------ Data extract ------

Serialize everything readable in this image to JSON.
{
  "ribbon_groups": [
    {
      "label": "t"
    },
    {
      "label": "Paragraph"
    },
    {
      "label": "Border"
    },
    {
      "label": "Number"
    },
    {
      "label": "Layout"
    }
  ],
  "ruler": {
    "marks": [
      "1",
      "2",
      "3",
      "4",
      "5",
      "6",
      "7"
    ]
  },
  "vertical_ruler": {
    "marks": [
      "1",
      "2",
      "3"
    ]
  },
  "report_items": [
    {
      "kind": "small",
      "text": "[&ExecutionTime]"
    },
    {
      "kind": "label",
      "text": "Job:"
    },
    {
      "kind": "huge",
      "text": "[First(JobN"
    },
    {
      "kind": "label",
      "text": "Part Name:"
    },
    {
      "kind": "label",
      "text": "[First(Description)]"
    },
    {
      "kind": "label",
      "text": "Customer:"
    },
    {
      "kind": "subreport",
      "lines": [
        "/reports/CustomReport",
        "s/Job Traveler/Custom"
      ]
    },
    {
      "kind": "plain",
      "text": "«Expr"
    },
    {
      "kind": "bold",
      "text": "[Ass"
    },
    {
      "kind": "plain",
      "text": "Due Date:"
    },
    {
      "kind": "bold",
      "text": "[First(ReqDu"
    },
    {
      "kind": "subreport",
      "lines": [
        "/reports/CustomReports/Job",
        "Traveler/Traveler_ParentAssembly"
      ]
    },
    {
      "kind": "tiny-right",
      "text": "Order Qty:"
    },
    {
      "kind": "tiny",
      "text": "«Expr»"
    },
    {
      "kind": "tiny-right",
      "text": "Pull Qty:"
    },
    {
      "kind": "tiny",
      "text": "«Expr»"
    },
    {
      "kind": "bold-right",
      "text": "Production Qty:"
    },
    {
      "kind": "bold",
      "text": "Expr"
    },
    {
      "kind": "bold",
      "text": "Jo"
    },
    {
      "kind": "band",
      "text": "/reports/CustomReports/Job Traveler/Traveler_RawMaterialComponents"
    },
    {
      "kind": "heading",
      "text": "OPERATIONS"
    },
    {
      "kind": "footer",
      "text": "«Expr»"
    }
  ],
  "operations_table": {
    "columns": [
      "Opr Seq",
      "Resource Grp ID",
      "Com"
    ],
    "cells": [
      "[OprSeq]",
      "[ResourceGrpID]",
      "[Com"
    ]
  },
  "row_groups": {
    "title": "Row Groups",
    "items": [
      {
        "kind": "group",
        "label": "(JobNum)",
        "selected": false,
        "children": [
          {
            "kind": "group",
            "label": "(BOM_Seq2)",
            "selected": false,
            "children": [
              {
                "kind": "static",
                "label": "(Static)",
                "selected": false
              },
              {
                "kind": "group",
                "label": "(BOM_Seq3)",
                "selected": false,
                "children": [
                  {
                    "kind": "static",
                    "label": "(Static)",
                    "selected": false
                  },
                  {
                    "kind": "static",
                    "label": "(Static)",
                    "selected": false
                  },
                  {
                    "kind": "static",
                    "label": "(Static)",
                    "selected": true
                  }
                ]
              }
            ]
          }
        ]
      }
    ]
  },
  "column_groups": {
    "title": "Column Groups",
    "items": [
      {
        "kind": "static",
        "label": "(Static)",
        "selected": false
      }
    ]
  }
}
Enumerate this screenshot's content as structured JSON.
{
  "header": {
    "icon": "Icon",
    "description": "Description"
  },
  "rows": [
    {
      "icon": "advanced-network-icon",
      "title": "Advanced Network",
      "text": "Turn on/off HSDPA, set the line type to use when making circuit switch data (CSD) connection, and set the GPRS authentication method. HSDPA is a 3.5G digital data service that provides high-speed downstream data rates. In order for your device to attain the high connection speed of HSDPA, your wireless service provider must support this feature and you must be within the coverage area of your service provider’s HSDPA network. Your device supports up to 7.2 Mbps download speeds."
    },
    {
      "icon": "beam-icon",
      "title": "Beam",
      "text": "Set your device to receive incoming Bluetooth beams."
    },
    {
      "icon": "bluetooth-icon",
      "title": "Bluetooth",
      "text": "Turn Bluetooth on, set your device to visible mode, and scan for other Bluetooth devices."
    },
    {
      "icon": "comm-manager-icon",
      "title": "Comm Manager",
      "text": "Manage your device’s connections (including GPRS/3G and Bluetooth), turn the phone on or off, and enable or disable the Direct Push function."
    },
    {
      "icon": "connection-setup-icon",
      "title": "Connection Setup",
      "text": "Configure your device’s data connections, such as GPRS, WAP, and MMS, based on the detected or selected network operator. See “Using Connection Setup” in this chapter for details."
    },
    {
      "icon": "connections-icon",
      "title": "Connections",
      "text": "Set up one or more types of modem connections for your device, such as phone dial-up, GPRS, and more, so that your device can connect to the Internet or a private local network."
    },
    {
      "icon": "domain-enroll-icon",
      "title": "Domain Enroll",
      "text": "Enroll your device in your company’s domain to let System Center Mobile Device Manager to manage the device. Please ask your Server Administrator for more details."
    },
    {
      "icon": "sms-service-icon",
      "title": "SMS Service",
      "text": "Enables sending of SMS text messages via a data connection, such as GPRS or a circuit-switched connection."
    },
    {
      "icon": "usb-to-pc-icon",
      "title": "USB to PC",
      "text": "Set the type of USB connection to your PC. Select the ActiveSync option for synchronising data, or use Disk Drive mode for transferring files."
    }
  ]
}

------

» Problem to work on: Repeat the data above exactly.

» Finished task:
Serialize everything readable in this image to JSON.
{
  "ribbon_groups": [
    {
      "label": "t"
    },
    {
      "label": "Paragraph"
    },
    {
      "label": "Border"
    },
    {
      "label": "Number"
    },
    {
      "label": "Layout"
    }
  ],
  "ruler": {
    "marks": [
      "1",
      "2",
      "3",
      "4",
      "5",
      "6",
      "7"
    ]
  },
  "vertical_ruler": {
    "marks": [
      "1",
      "2",
      "3"
    ]
  },
  "report_items": [
    {
      "kind": "small",
      "text": "[&ExecutionTime]"
    },
    {
      "kind": "label",
      "text": "Job:"
    },
    {
      "kind": "huge",
      "text": "[First(JobN"
    },
    {
      "kind": "label",
      "text": "Part Name:"
    },
    {
      "kind": "label",
      "text": "[First(Description)]"
    },
    {
      "kind": "label",
      "text": "Customer:"
    },
    {
      "kind": "subreport",
      "lines": [
        "/reports/CustomReport",
        "s/Job Traveler/Custom"
      ]
    },
    {
      "kind": "plain",
      "text": "«Expr"
    },
    {
      "kind": "bold",
      "text": "[Ass"
    },
    {
      "kind": "plain",
      "text": "Due Date:"
    },
    {
      "kind": "bold",
      "text": "[First(ReqDu"
    },
    {
      "kind": "subreport",
      "lines": [
        "/reports/CustomReports/Job",
        "Traveler/Traveler_ParentAssembly"
      ]
    },
    {
      "kind": "tiny-right",
      "text": "Order Qty:"
    },
    {
      "kind": "tiny",
      "text": "«Expr»"
    },
    {
      "kind": "tiny-right",
      "text": "Pull Qty:"
    },
    {
      "kind": "tiny",
      "text": "«Expr»"
    },
    {
      "kind": "bold-right",
      "text": "Production Qty:"
    },
    {
      "kind": "bold",
      "text": "Expr"
    },
    {
      "kind": "bold",
      "text": "Jo"
    },
    {
      "kind": "band",
      "text": "/reports/CustomReports/Job Traveler/Traveler_RawMaterialComponents"
    },
    {
      "kind": "heading",
      "text": "OPERATIONS"
    },
    {
      "kind": "footer",
      "text": "«Expr»"
    }
  ],
  "operations_table": {
    "columns": [
      "Opr Seq",
      "Resource Grp ID",
      "Com"
    ],
    "cells": [
      "[OprSeq]",
      "[ResourceGrpID]",
      "[Com"
    ]
  },
  "row_groups": {
    "title": "Row Groups",
    "items": [
      {
        "kind": "group",
        "label": "(JobNum)",
        "selected": false,
        "children": [
          {
            "kind": "group",
            "label": "(BOM_Seq2)",
            "selected": false,
            "children": [
              {
                "kind": "static",
                "label": "(Static)",
                "selected": false
              },
              {
                "kind": "group",
                "label": "(BOM_Seq3)",
                "selected": false,
                "children": [
                  {
                    "kind": "static",
                    "label": "(Static)",
                    "selected": false
                  },
                  {
                    "kind": "static",
                    "label": "(Static)",
                    "selected": false
                  },
                  {
                    "kind": "static",
                    "label": "(Static)",
                    "selected": true
                  }
                ]
              }
            ]
          }
        ]
      }
    ]
  },
  "column_groups": {
    "title": "Column Groups",
    "items": [
      {
        "kind": "static",
        "label": "(Static)",
        "selected": false
      }
    ]
  }
}
Enumerate this screenshot's content as structured JSON.
{
  "header": {
    "icon": "Icon",
    "description": "Description"
  },
  "rows": [
    {
      "icon": "advanced-network-icon",
      "title": "Advanced Network",
      "text": "Turn on/off HSDPA, set the line type to use when making circuit switch data (CSD) connection, and set the GPRS authentication method. HSDPA is a 3.5G digital data service that provides high-speed downstream data rates. In order for your device to attain the high connection speed of HSDPA, your wireless service provider must support this feature and you must be within the coverage area of your service provider’s HSDPA network. Your device supports up to 7.2 Mbps download speeds."
    },
    {
      "icon": "beam-icon",
      "title": "Beam",
      "text": "Set your device to receive incoming Bluetooth beams."
    },
    {
      "icon": "bluetooth-icon",
      "title": "Bluetooth",
      "text": "Turn Bluetooth on, set your device to visible mode, and scan for other Bluetooth devices."
    },
    {
      "icon": "comm-manager-icon",
      "title": "Comm Manager",
      "text": "Manage your device’s connections (including GPRS/3G and Bluetooth), turn the phone on or off, and enable or disable the Direct Push function."
    },
    {
      "icon": "connection-setup-icon",
      "title": "Connection Setup",
      "text": "Configure your device’s data connections, such as GPRS, WAP, and MMS, based on the detected or selected network operator. See “Using Connection Setup” in this chapter for details."
    },
    {
      "icon": "connections-icon",
      "title": "Connections",
      "text": "Set up one or more types of modem connections for your device, such as phone dial-up, GPRS, and more, so that your device can connect to the Internet or a private local network."
    },
    {
      "icon": "domain-enroll-icon",
      "title": "Domain Enroll",
      "text": "Enroll your device in your company’s domain to let System Center Mobile Device Manager to manage the device. Please ask your Server Administrator for more details."
    },
    {
      "icon": "sms-service-icon",
      "title": "SMS Service",
      "text": "Enables sending of SMS text messages via a data connection, such as GPRS or a circuit-switched connection."
    },
    {
      "icon": "usb-to-pc-icon",
      "title": "USB to PC",
      "text": "Set the type of USB connection to your PC. Select the ActiveSync option for synchronising data, or use Disk Drive mode for transferring files."
    }
  ]
}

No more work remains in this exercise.